## Stated task
Below are some records. Pull every line that contains the word "Картометрический".

[Data entries]
START
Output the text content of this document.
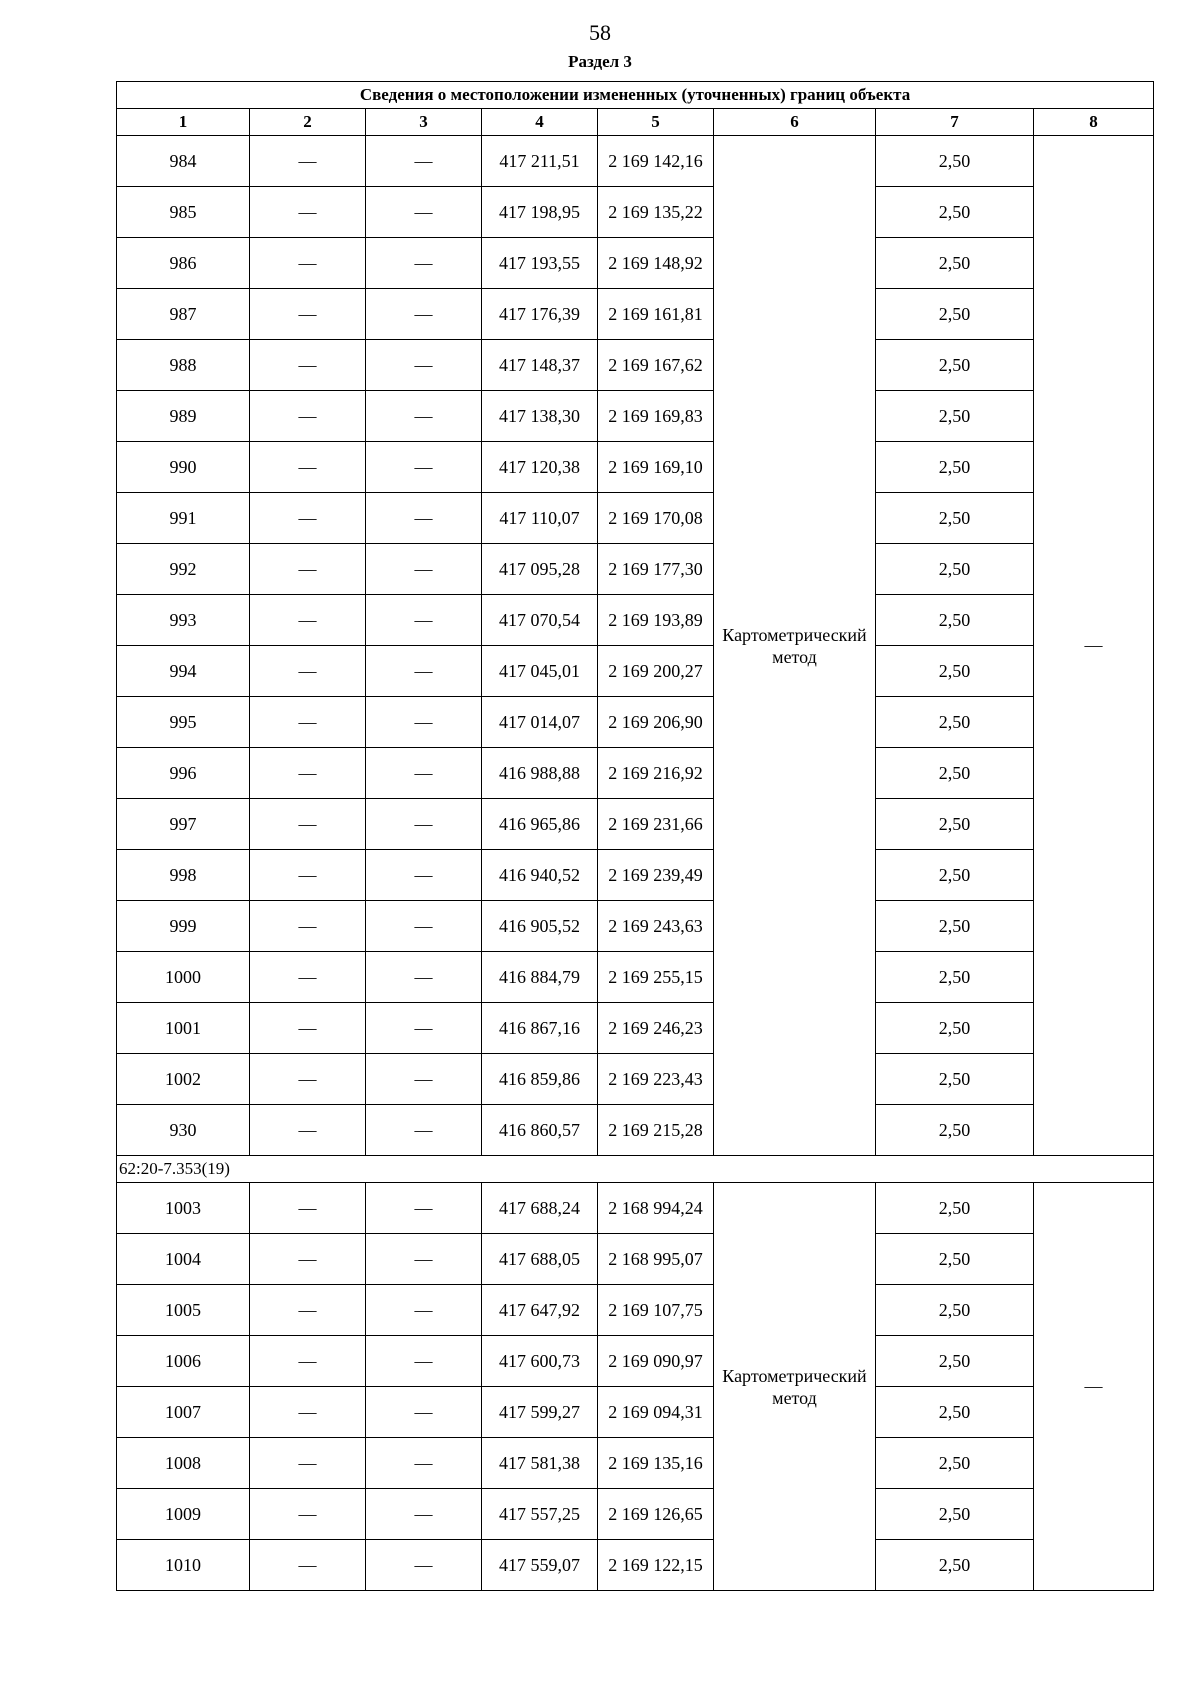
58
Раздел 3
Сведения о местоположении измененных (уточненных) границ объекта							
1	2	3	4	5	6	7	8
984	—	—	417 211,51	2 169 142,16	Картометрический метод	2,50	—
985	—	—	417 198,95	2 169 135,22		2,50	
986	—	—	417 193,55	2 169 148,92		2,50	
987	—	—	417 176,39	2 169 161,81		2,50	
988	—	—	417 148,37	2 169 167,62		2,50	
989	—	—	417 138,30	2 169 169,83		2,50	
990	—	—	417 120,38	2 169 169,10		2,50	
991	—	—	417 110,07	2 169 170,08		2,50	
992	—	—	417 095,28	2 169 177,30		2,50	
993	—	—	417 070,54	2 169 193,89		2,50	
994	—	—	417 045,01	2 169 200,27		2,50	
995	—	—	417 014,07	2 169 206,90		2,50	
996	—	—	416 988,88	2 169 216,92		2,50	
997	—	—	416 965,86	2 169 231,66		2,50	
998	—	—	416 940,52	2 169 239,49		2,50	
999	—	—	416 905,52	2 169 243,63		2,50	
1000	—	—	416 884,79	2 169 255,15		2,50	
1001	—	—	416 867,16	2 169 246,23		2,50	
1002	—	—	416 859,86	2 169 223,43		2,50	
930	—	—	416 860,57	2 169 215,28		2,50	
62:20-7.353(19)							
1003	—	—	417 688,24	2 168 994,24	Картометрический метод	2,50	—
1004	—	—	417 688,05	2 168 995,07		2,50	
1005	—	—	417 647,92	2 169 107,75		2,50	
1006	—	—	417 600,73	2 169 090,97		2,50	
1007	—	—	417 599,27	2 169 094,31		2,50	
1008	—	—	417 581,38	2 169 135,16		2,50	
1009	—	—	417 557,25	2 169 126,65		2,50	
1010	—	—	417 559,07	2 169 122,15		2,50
END
## Exercise response
984	—	—	417 211,51	2 169 142,16	Картометрический метод	2,50	—
1003	—	—	417 688,24	2 168 994,24	Картометрический метод	2,50	—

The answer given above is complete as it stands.